§ WRITTEN INSTRUCTION: Write out the records beneath this line exactly as they appear, minus any images.

##### DATASET EXCERPTS #####

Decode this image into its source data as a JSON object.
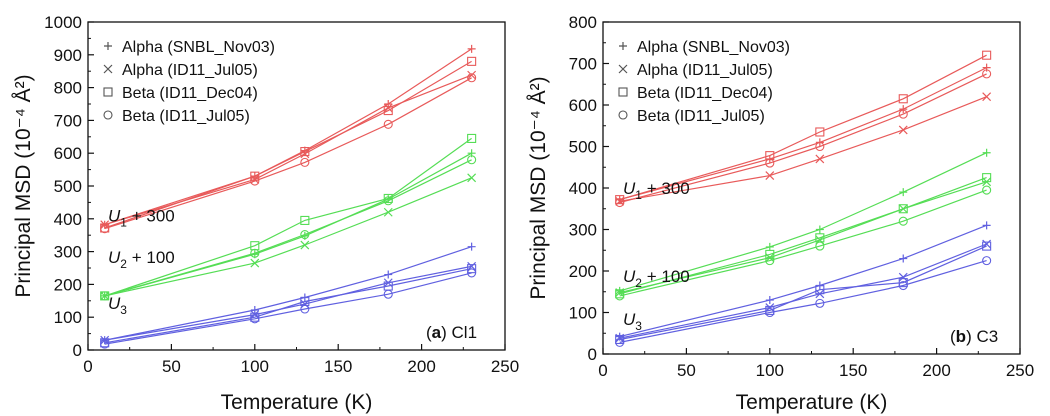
{
  "chart_data": [
    {
      "type": "line",
      "panel_tag": "a",
      "panel_name": "Cl1",
      "xlabel": "Temperature (K)",
      "ylabel": "Principal MSD (10⁻⁴ Å²)",
      "xlim": [
        0,
        250
      ],
      "ylim": [
        0,
        1000
      ],
      "xticks": [
        0,
        50,
        100,
        150,
        200,
        250
      ],
      "yticks": [
        0,
        100,
        200,
        300,
        400,
        500,
        600,
        700,
        800,
        900,
        1000
      ],
      "legend_position": "top-left",
      "legend": [
        {
          "label": "Alpha (SNBL_Nov03)",
          "marker": "plus"
        },
        {
          "label": "Alpha (ID11_Jul05)",
          "marker": "cross"
        },
        {
          "label": "Beta (ID11_Dec04)",
          "marker": "square"
        },
        {
          "label": "Beta (ID11_Jul05)",
          "marker": "circle"
        }
      ],
      "groups": [
        {
          "base": "U",
          "sub": "1",
          "suffix": " + 300",
          "color": "#e85a5a",
          "label_anchor": [
            12,
            392
          ],
          "series": [
            {
              "marker": "plus",
              "x": [
                10,
                100,
                130,
                180,
                230
              ],
              "y": [
                382,
                530,
                608,
                750,
                918
              ]
            },
            {
              "marker": "cross",
              "x": [
                10,
                100,
                130,
                180,
                230
              ],
              "y": [
                382,
                520,
                598,
                738,
                838
              ]
            },
            {
              "marker": "square",
              "x": [
                10,
                100,
                130,
                180,
                230
              ],
              "y": [
                372,
                530,
                605,
                730,
                880
              ]
            },
            {
              "marker": "circle",
              "x": [
                10,
                100,
                130,
                180,
                230
              ],
              "y": [
                370,
                515,
                572,
                688,
                830
              ]
            }
          ]
        },
        {
          "base": "U",
          "sub": "2",
          "suffix": " + 100",
          "color": "#55dd55",
          "label_anchor": [
            12,
            265
          ],
          "series": [
            {
              "marker": "plus",
              "x": [
                10,
                100,
                130,
                180,
                230
              ],
              "y": [
                165,
                292,
                348,
                460,
                600
              ]
            },
            {
              "marker": "cross",
              "x": [
                10,
                100,
                130,
                180,
                230
              ],
              "y": [
                165,
                265,
                320,
                420,
                525
              ]
            },
            {
              "marker": "square",
              "x": [
                10,
                100,
                130,
                180,
                230
              ],
              "y": [
                165,
                318,
                395,
                462,
                645
              ]
            },
            {
              "marker": "circle",
              "x": [
                10,
                100,
                130,
                180,
                230
              ],
              "y": [
                165,
                295,
                352,
                455,
                580
              ]
            }
          ]
        },
        {
          "base": "U",
          "sub": "3",
          "suffix": "",
          "color": "#6060e0",
          "label_anchor": [
            12,
            125
          ],
          "series": [
            {
              "marker": "plus",
              "x": [
                10,
                100,
                130,
                180,
                230
              ],
              "y": [
                30,
                122,
                160,
                230,
                315
              ]
            },
            {
              "marker": "cross",
              "x": [
                10,
                100,
                130,
                180,
                230
              ],
              "y": [
                30,
                108,
                140,
                205,
                255
              ]
            },
            {
              "marker": "square",
              "x": [
                10,
                100,
                130,
                180,
                230
              ],
              "y": [
                22,
                100,
                148,
                195,
                248
              ]
            },
            {
              "marker": "circle",
              "x": [
                10,
                100,
                130,
                180,
                230
              ],
              "y": [
                18,
                95,
                125,
                170,
                235
              ]
            }
          ]
        }
      ]
    },
    {
      "type": "line",
      "panel_tag": "b",
      "panel_name": "C3",
      "xlabel": "Temperature (K)",
      "ylabel": "Principal MSD (10⁻⁴ Å²)",
      "xlim": [
        0,
        250
      ],
      "ylim": [
        0,
        800
      ],
      "xticks": [
        0,
        50,
        100,
        150,
        200,
        250
      ],
      "yticks": [
        0,
        100,
        200,
        300,
        400,
        500,
        600,
        700,
        800
      ],
      "legend_position": "top-left",
      "legend": [
        {
          "label": "Alpha (SNBL_Nov03)",
          "marker": "plus"
        },
        {
          "label": "Alpha (ID11_Jul05)",
          "marker": "cross"
        },
        {
          "label": "Beta (ID11_Dec04)",
          "marker": "square"
        },
        {
          "label": "Beta (ID11_Jul05)",
          "marker": "circle"
        }
      ],
      "groups": [
        {
          "base": "U",
          "sub": "1",
          "suffix": " + 300",
          "color": "#e85a5a",
          "label_anchor": [
            12,
            385
          ],
          "series": [
            {
              "marker": "plus",
              "x": [
                10,
                100,
                130,
                180,
                230
              ],
              "y": [
                372,
                470,
                510,
                590,
                690
              ]
            },
            {
              "marker": "cross",
              "x": [
                10,
                100,
                130,
                180,
                230
              ],
              "y": [
                368,
                430,
                470,
                540,
                620
              ]
            },
            {
              "marker": "square",
              "x": [
                10,
                100,
                130,
                180,
                230
              ],
              "y": [
                372,
                478,
                535,
                615,
                720
              ]
            },
            {
              "marker": "circle",
              "x": [
                10,
                100,
                130,
                180,
                230
              ],
              "y": [
                365,
                460,
                500,
                578,
                675
              ]
            }
          ]
        },
        {
          "base": "U",
          "sub": "2",
          "suffix": " + 100",
          "color": "#55dd55",
          "label_anchor": [
            12,
            174
          ],
          "series": [
            {
              "marker": "plus",
              "x": [
                10,
                100,
                130,
                180,
                230
              ],
              "y": [
                152,
                258,
                300,
                390,
                485
              ]
            },
            {
              "marker": "cross",
              "x": [
                10,
                100,
                130,
                180,
                230
              ],
              "y": [
                148,
                232,
                275,
                350,
                415
              ]
            },
            {
              "marker": "square",
              "x": [
                10,
                100,
                130,
                180,
                230
              ],
              "y": [
                145,
                240,
                280,
                350,
                425
              ]
            },
            {
              "marker": "circle",
              "x": [
                10,
                100,
                130,
                180,
                230
              ],
              "y": [
                140,
                225,
                260,
                320,
                395
              ]
            }
          ]
        },
        {
          "base": "U",
          "sub": "3",
          "suffix": "",
          "color": "#6060e0",
          "label_anchor": [
            12,
            70
          ],
          "series": [
            {
              "marker": "plus",
              "x": [
                10,
                100,
                130,
                180,
                230
              ],
              "y": [
                42,
                130,
                165,
                230,
                310
              ]
            },
            {
              "marker": "cross",
              "x": [
                10,
                100,
                130,
                180,
                230
              ],
              "y": [
                38,
                112,
                145,
                185,
                265
              ]
            },
            {
              "marker": "square",
              "x": [
                10,
                100,
                130,
                180,
                230
              ],
              "y": [
                35,
                105,
                155,
                172,
                260
              ]
            },
            {
              "marker": "circle",
              "x": [
                10,
                100,
                130,
                180,
                230
              ],
              "y": [
                28,
                100,
                122,
                165,
                225
              ]
            }
          ]
        }
      ]
    }
  ]
}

#####

§ OUTPUT:
Decode this image into its source data as a JSON object.
{
  "chart_data": [
    {
      "type": "line",
      "panel_tag": "a",
      "panel_name": "Cl1",
      "xlabel": "Temperature (K)",
      "ylabel": "Principal MSD (10⁻⁴ Å²)",
      "xlim": [
        0,
        250
      ],
      "ylim": [
        0,
        1000
      ],
      "xticks": [
        0,
        50,
        100,
        150,
        200,
        250
      ],
      "yticks": [
        0,
        100,
        200,
        300,
        400,
        500,
        600,
        700,
        800,
        900,
        1000
      ],
      "legend_position": "top-left",
      "legend": [
        {
          "label": "Alpha (SNBL_Nov03)",
          "marker": "plus"
        },
        {
          "label": "Alpha (ID11_Jul05)",
          "marker": "cross"
        },
        {
          "label": "Beta (ID11_Dec04)",
          "marker": "square"
        },
        {
          "label": "Beta (ID11_Jul05)",
          "marker": "circle"
        }
      ],
      "groups": [
        {
          "base": "U",
          "sub": "1",
          "suffix": " + 300",
          "color": "#e85a5a",
          "label_anchor": [
            12,
            392
          ],
          "series": [
            {
              "marker": "plus",
              "x": [
                10,
                100,
                130,
                180,
                230
              ],
              "y": [
                382,
                530,
                608,
                750,
                918
              ]
            },
            {
              "marker": "cross",
              "x": [
                10,
                100,
                130,
                180,
                230
              ],
              "y": [
                382,
                520,
                598,
                738,
                838
              ]
            },
            {
              "marker": "square",
              "x": [
                10,
                100,
                130,
                180,
                230
              ],
              "y": [
                372,
                530,
                605,
                730,
                880
              ]
            },
            {
              "marker": "circle",
              "x": [
                10,
                100,
                130,
                180,
                230
              ],
              "y": [
                370,
                515,
                572,
                688,
                830
              ]
            }
          ]
        },
        {
          "base": "U",
          "sub": "2",
          "suffix": " + 100",
          "color": "#55dd55",
          "label_anchor": [
            12,
            265
          ],
          "series": [
            {
              "marker": "plus",
              "x": [
                10,
                100,
                130,
                180,
                230
              ],
              "y": [
                165,
                292,
                348,
                460,
                600
              ]
            },
            {
              "marker": "cross",
              "x": [
                10,
                100,
                130,
                180,
                230
              ],
              "y": [
                165,
                265,
                320,
                420,
                525
              ]
            },
            {
              "marker": "square",
              "x": [
                10,
                100,
                130,
                180,
                230
              ],
              "y": [
                165,
                318,
                395,
                462,
                645
              ]
            },
            {
              "marker": "circle",
              "x": [
                10,
                100,
                130,
                180,
                230
              ],
              "y": [
                165,
                295,
                352,
                455,
                580
              ]
            }
          ]
        },
        {
          "base": "U",
          "sub": "3",
          "suffix": "",
          "color": "#6060e0",
          "label_anchor": [
            12,
            125
          ],
          "series": [
            {
              "marker": "plus",
              "x": [
                10,
                100,
                130,
                180,
                230
              ],
              "y": [
                30,
                122,
                160,
                230,
                315
              ]
            },
            {
              "marker": "cross",
              "x": [
                10,
                100,
                130,
                180,
                230
              ],
              "y": [
                30,
                108,
                140,
                205,
                255
              ]
            },
            {
              "marker": "square",
              "x": [
                10,
                100,
                130,
                180,
                230
              ],
              "y": [
                22,
                100,
                148,
                195,
                248
              ]
            },
            {
              "marker": "circle",
              "x": [
                10,
                100,
                130,
                180,
                230
              ],
              "y": [
                18,
                95,
                125,
                170,
                235
              ]
            }
          ]
        }
      ]
    },
    {
      "type": "line",
      "panel_tag": "b",
      "panel_name": "C3",
      "xlabel": "Temperature (K)",
      "ylabel": "Principal MSD (10⁻⁴ Å²)",
      "xlim": [
        0,
        250
      ],
      "ylim": [
        0,
        800
      ],
      "xticks": [
        0,
        50,
        100,
        150,
        200,
        250
      ],
      "yticks": [
        0,
        100,
        200,
        300,
        400,
        500,
        600,
        700,
        800
      ],
      "legend_position": "top-left",
      "legend": [
        {
          "label": "Alpha (SNBL_Nov03)",
          "marker": "plus"
        },
        {
          "label": "Alpha (ID11_Jul05)",
          "marker": "cross"
        },
        {
          "label": "Beta (ID11_Dec04)",
          "marker": "square"
        },
        {
          "label": "Beta (ID11_Jul05)",
          "marker": "circle"
        }
      ],
      "groups": [
        {
          "base": "U",
          "sub": "1",
          "suffix": " + 300",
          "color": "#e85a5a",
          "label_anchor": [
            12,
            385
          ],
          "series": [
            {
              "marker": "plus",
              "x": [
                10,
                100,
                130,
                180,
                230
              ],
              "y": [
                372,
                470,
                510,
                590,
                690
              ]
            },
            {
              "marker": "cross",
              "x": [
                10,
                100,
                130,
                180,
                230
              ],
              "y": [
                368,
                430,
                470,
                540,
                620
              ]
            },
            {
              "marker": "square",
              "x": [
                10,
                100,
                130,
                180,
                230
              ],
              "y": [
                372,
                478,
                535,
                615,
                720
              ]
            },
            {
              "marker": "circle",
              "x": [
                10,
                100,
                130,
                180,
                230
              ],
              "y": [
                365,
                460,
                500,
                578,
                675
              ]
            }
          ]
        },
        {
          "base": "U",
          "sub": "2",
          "suffix": " + 100",
          "color": "#55dd55",
          "label_anchor": [
            12,
            174
          ],
          "series": [
            {
              "marker": "plus",
              "x": [
                10,
                100,
                130,
                180,
                230
              ],
              "y": [
                152,
                258,
                300,
                390,
                485
              ]
            },
            {
              "marker": "cross",
              "x": [
                10,
                100,
                130,
                180,
                230
              ],
              "y": [
                148,
                232,
                275,
                350,
                415
              ]
            },
            {
              "marker": "square",
              "x": [
                10,
                100,
                130,
                180,
                230
              ],
              "y": [
                145,
                240,
                280,
                350,
                425
              ]
            },
            {
              "marker": "circle",
              "x": [
                10,
                100,
                130,
                180,
                230
              ],
              "y": [
                140,
                225,
                260,
                320,
                395
              ]
            }
          ]
        },
        {
          "base": "U",
          "sub": "3",
          "suffix": "",
          "color": "#6060e0",
          "label_anchor": [
            12,
            70
          ],
          "series": [
            {
              "marker": "plus",
              "x": [
                10,
                100,
                130,
                180,
                230
              ],
              "y": [
                42,
                130,
                165,
                230,
                310
              ]
            },
            {
              "marker": "cross",
              "x": [
                10,
                100,
                130,
                180,
                230
              ],
              "y": [
                38,
                112,
                145,
                185,
                265
              ]
            },
            {
              "marker": "square",
              "x": [
                10,
                100,
                130,
                180,
                230
              ],
              "y": [
                35,
                105,
                155,
                172,
                260
              ]
            },
            {
              "marker": "circle",
              "x": [
                10,
                100,
                130,
                180,
                230
              ],
              "y": [
                28,
                100,
                122,
                165,
                225
              ]
            }
          ]
        }
      ]
    }
  ]
}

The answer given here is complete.